**ENTRIES**.
______________________________

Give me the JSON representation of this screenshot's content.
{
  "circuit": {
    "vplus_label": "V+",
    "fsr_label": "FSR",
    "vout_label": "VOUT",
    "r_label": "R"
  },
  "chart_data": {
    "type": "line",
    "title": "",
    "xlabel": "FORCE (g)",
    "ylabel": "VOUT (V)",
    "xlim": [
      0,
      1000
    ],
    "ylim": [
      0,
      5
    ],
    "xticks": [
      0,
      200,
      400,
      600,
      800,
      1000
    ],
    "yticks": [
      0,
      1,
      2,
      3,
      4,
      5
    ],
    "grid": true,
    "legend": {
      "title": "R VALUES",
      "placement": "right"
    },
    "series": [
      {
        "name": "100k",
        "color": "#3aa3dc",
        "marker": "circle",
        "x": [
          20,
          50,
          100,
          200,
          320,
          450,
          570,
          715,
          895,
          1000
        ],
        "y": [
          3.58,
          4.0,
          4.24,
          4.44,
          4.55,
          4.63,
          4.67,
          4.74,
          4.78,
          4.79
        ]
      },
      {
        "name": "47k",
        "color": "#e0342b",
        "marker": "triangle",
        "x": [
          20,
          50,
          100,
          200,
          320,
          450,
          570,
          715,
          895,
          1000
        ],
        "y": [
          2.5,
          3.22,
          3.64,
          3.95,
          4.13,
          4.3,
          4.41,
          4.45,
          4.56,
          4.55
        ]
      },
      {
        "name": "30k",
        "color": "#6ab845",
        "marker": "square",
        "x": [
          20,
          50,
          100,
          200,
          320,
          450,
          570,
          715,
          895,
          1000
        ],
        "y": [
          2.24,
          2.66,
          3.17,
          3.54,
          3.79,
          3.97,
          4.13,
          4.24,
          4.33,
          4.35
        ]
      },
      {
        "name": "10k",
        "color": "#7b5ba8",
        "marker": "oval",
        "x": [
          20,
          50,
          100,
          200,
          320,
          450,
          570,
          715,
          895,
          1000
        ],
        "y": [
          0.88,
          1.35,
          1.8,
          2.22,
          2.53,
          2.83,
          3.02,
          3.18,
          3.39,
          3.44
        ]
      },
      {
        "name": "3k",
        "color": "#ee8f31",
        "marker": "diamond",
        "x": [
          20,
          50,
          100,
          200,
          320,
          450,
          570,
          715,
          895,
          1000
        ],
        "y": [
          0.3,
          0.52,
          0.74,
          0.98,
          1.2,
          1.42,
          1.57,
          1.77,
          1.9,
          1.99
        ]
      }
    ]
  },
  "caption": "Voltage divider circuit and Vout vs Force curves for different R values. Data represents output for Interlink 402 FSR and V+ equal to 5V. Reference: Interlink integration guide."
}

______________________________

Collect each line above holding the string "marker".

        "marker": "circle",
        "marker": "triangle",
        "marker": "square",
        "marker": "oval",
        "marker": "diamond",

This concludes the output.